### SUPPLIED RECORDS:
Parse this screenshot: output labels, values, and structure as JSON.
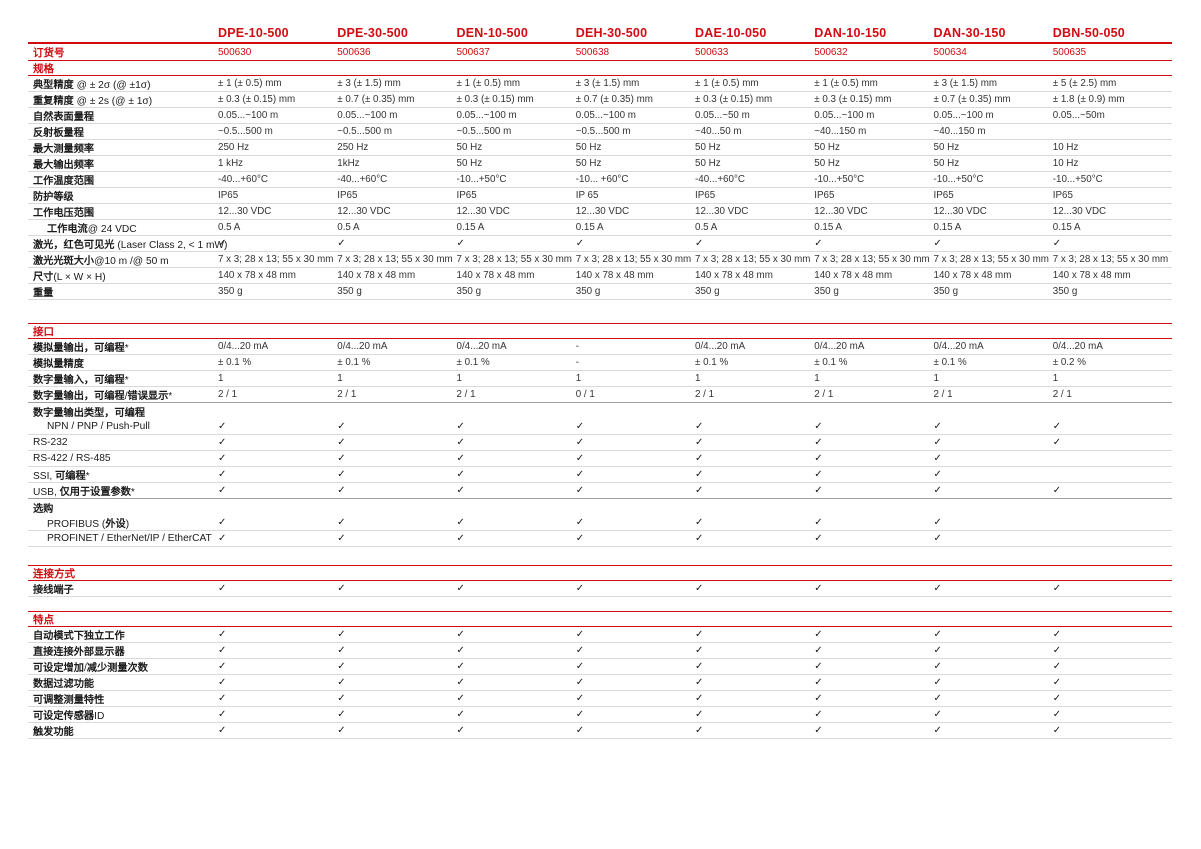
{
  "colors": {
    "accent_red": "#d10b11",
    "row_line": "#d9d9d9",
    "strong_line": "#a0a0a0",
    "text": "#333333"
  },
  "header": {
    "models": [
      "DPE-10-500",
      "DPE-30-500",
      "DEN-10-500",
      "DEH-30-500",
      "DAE-10-050",
      "DAN-10-150",
      "DAN-30-150",
      "DBN-50-050"
    ],
    "order_label": "订货号",
    "order_numbers": [
      "500630",
      "500636",
      "500637",
      "500638",
      "500633",
      "500632",
      "500634",
      "500635"
    ]
  },
  "checkmark_glyph": "✓",
  "sections": [
    {
      "id": "specifications",
      "title": "规格",
      "rows": [
        {
          "label": "典型精度 @ ± 2σ (@ ±1σ)",
          "values": [
            "± 1 (± 0.5) mm",
            "± 3 (± 1.5) mm",
            "± 1 (± 0.5) mm",
            "± 3 (± 1.5) mm",
            "± 1 (± 0.5) mm",
            "± 1 (± 0.5) mm",
            "± 3 (± 1.5) mm",
            "± 5 (± 2.5) mm"
          ]
        },
        {
          "label": "重复精度 @ ± 2s (@ ± 1σ)",
          "values": [
            "± 0.3 (± 0.15) mm",
            "± 0.7 (± 0.35) mm",
            "± 0.3 (± 0.15) mm",
            "± 0.7 (± 0.35) mm",
            "± 0.3 (± 0.15) mm",
            "± 0.3 (± 0.15) mm",
            "± 0.7 (± 0.35) mm",
            "± 1.8 (± 0.9) mm"
          ]
        },
        {
          "label": "自然表面量程",
          "values": [
            "0.05...~100 m",
            "0.05...~100 m",
            "0.05...~100 m",
            "0.05...~100 m",
            "0.05...~50 m",
            "0.05...~100 m",
            "0.05...~100 m",
            "0.05...~50m"
          ]
        },
        {
          "label": "反射板量程",
          "values": [
            "~0.5...500 m",
            "~0.5...500 m",
            "~0.5...500 m",
            "~0.5...500 m",
            "~40...50 m",
            "~40...150 m",
            "~40...150 m",
            ""
          ]
        },
        {
          "label": "最大测量频率",
          "values": [
            "250 Hz",
            "250 Hz",
            "50 Hz",
            "50 Hz",
            "50 Hz",
            "50 Hz",
            "50 Hz",
            "10 Hz"
          ]
        },
        {
          "label": "最大输出频率",
          "values": [
            "1 kHz",
            "1kHz",
            "50 Hz",
            "50 Hz",
            "50 Hz",
            "50 Hz",
            "50 Hz",
            "10 Hz"
          ]
        },
        {
          "label": "工作温度范围",
          "values": [
            "-40...+60°C",
            "-40...+60°C",
            "-10...+50°C",
            "-10... +60°C",
            "-40...+60°C",
            "-10...+50°C",
            "-10...+50°C",
            "-10...+50°C"
          ]
        },
        {
          "label": "防护等级",
          "values": [
            "IP65",
            "IP65",
            "IP65",
            "IP 65",
            "IP65",
            "IP65",
            "IP65",
            "IP65"
          ]
        },
        {
          "label": "工作电压范围",
          "values": [
            "12...30 VDC",
            "12...30 VDC",
            "12...30 VDC",
            "12...30 VDC",
            "12...30 VDC",
            "12...30 VDC",
            "12...30 VDC",
            "12...30 VDC"
          ]
        },
        {
          "label": "工作电流@ 24 VDC",
          "indent": true,
          "values": [
            "0.5 A",
            "0.5 A",
            "0.15 A",
            "0.15 A",
            "0.5 A",
            "0.15 A",
            "0.15 A",
            "0.15 A"
          ]
        },
        {
          "label": "激光，红色可见光 (Laser Class 2, < 1 mW)",
          "values": [
            "✓",
            "✓",
            "✓",
            "✓",
            "✓",
            "✓",
            "✓",
            "✓"
          ]
        },
        {
          "label": "激光光斑大小@10 m /@ 50 m",
          "values": [
            "7 x 3; 28 x 13; 55 x 30 mm",
            "7 x 3; 28 x 13; 55 x 30 mm",
            "7 x 3; 28 x 13; 55 x 30 mm",
            "7 x 3; 28 x 13; 55 x 30 mm",
            "7 x 3; 28 x 13; 55 x 30 mm",
            "7 x 3; 28 x 13; 55 x 30 mm",
            "7 x 3; 28 x 13; 55 x 30 mm",
            "7 x 3; 28 x 13; 55 x 30 mm"
          ]
        },
        {
          "label": "尺寸(L × W × H)",
          "values": [
            "140 x 78 x 48 mm",
            "140 x 78 x 48 mm",
            "140 x 78 x 48 mm",
            "140 x 78 x 48 mm",
            "140 x 78 x 48 mm",
            "140 x 78 x 48 mm",
            "140 x 78 x 48 mm",
            "140 x 78 x 48 mm"
          ]
        },
        {
          "label": "重量",
          "values": [
            "350 g",
            "350 g",
            "350 g",
            "350 g",
            "350 g",
            "350 g",
            "350 g",
            "350 g"
          ]
        }
      ]
    },
    {
      "id": "interface",
      "title": "接口",
      "rows": [
        {
          "label": "模拟量输出，可编程*",
          "values": [
            "0/4...20 mA",
            "0/4...20 mA",
            "0/4...20 mA",
            "-",
            "0/4...20 mA",
            "0/4...20 mA",
            "0/4...20 mA",
            "0/4...20 mA"
          ]
        },
        {
          "label": "模拟量精度",
          "values": [
            "± 0.1 %",
            "± 0.1 %",
            "± 0.1 %",
            "-",
            "± 0.1 %",
            "± 0.1 %",
            "± 0.1 %",
            "± 0.2 %"
          ]
        },
        {
          "label": "数字量输入，可编程*",
          "values": [
            "1",
            "1",
            "1",
            "1",
            "1",
            "1",
            "1",
            "1"
          ]
        },
        {
          "label": "数字量输出，可编程/错误显示*",
          "strong_divider": true,
          "values": [
            "2 / 1",
            "2 / 1",
            "2 / 1",
            "0 / 1",
            "2 / 1",
            "2 / 1",
            "2 / 1",
            "2 / 1"
          ]
        },
        {
          "label": "数字量输出类型，可编程",
          "group": true
        },
        {
          "label": "NPN / PNP / Push-Pull",
          "indent": true,
          "values": [
            "✓",
            "✓",
            "✓",
            "✓",
            "✓",
            "✓",
            "✓",
            "✓"
          ]
        },
        {
          "label": "RS-232",
          "values": [
            "✓",
            "✓",
            "✓",
            "✓",
            "✓",
            "✓",
            "✓",
            "✓"
          ]
        },
        {
          "label": "RS-422 / RS-485",
          "values": [
            "✓",
            "✓",
            "✓",
            "✓",
            "✓",
            "✓",
            "✓",
            ""
          ]
        },
        {
          "label": "SSI, 可编程*",
          "values": [
            "✓",
            "✓",
            "✓",
            "✓",
            "✓",
            "✓",
            "✓",
            ""
          ]
        },
        {
          "label": "USB, 仅用于设置参数*",
          "strong_divider": true,
          "values": [
            "✓",
            "✓",
            "✓",
            "✓",
            "✓",
            "✓",
            "✓",
            "✓"
          ]
        },
        {
          "label": "选购",
          "group": true
        },
        {
          "label": "PROFIBUS (外设)",
          "indent": true,
          "values": [
            "✓",
            "✓",
            "✓",
            "✓",
            "✓",
            "✓",
            "✓",
            ""
          ]
        },
        {
          "label": "PROFINET / EtherNet/IP / EtherCAT",
          "indent": true,
          "values": [
            "✓",
            "✓",
            "✓",
            "✓",
            "✓",
            "✓",
            "✓",
            ""
          ]
        }
      ]
    },
    {
      "id": "connection",
      "title": "连接方式",
      "rows": [
        {
          "label": "接线端子",
          "values": [
            "✓",
            "✓",
            "✓",
            "✓",
            "✓",
            "✓",
            "✓",
            "✓"
          ]
        }
      ]
    },
    {
      "id": "features",
      "title": "特点",
      "rows": [
        {
          "label": "自动模式下独立工作",
          "values": [
            "✓",
            "✓",
            "✓",
            "✓",
            "✓",
            "✓",
            "✓",
            "✓"
          ]
        },
        {
          "label": "直接连接外部显示器",
          "values": [
            "✓",
            "✓",
            "✓",
            "✓",
            "✓",
            "✓",
            "✓",
            "✓"
          ]
        },
        {
          "label": "可设定增加/减少测量次数",
          "values": [
            "✓",
            "✓",
            "✓",
            "✓",
            "✓",
            "✓",
            "✓",
            "✓"
          ]
        },
        {
          "label": "数据过滤功能",
          "values": [
            "✓",
            "✓",
            "✓",
            "✓",
            "✓",
            "✓",
            "✓",
            "✓"
          ]
        },
        {
          "label": "可调整测量特性",
          "values": [
            "✓",
            "✓",
            "✓",
            "✓",
            "✓",
            "✓",
            "✓",
            "✓"
          ]
        },
        {
          "label": "可设定传感器ID",
          "values": [
            "✓",
            "✓",
            "✓",
            "✓",
            "✓",
            "✓",
            "✓",
            "✓"
          ]
        },
        {
          "label": "触发功能",
          "values": [
            "✓",
            "✓",
            "✓",
            "✓",
            "✓",
            "✓",
            "✓",
            "✓"
          ]
        }
      ]
    }
  ]
}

### THE REQUEST:
Count all lines of the data that include "title". The answer is the number alone.

### FINAL RESULT:
4